Aim: Transcribe the lines of the item below exactly, leaving out the picture.

Record list:

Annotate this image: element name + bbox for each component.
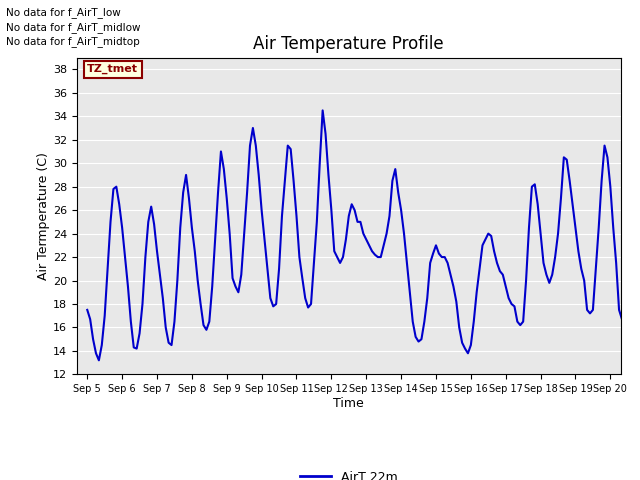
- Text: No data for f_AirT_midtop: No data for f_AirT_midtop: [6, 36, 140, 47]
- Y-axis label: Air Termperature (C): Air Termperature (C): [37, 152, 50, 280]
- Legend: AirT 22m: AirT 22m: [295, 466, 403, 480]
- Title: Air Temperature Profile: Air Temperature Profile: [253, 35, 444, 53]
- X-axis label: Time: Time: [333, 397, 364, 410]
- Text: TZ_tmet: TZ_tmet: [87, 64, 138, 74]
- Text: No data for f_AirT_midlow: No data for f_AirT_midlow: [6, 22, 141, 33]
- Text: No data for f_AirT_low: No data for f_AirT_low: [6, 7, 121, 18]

Solution to the problem:
Annotate this image: element name + bbox for each component.
- Text: No data for f_AirT_midtop: No data for f_AirT_midtop: [6, 36, 140, 47]
- Y-axis label: Air Termperature (C): Air Termperature (C): [37, 152, 50, 280]
- Legend: AirT 22m: AirT 22m: [295, 466, 403, 480]
- Title: Air Temperature Profile: Air Temperature Profile: [253, 35, 444, 53]
- X-axis label: Time: Time: [333, 397, 364, 410]
- Text: TZ_tmet: TZ_tmet: [87, 64, 138, 74]
- Text: No data for f_AirT_midlow: No data for f_AirT_midlow: [6, 22, 141, 33]
- Text: No data for f_AirT_low: No data for f_AirT_low: [6, 7, 121, 18]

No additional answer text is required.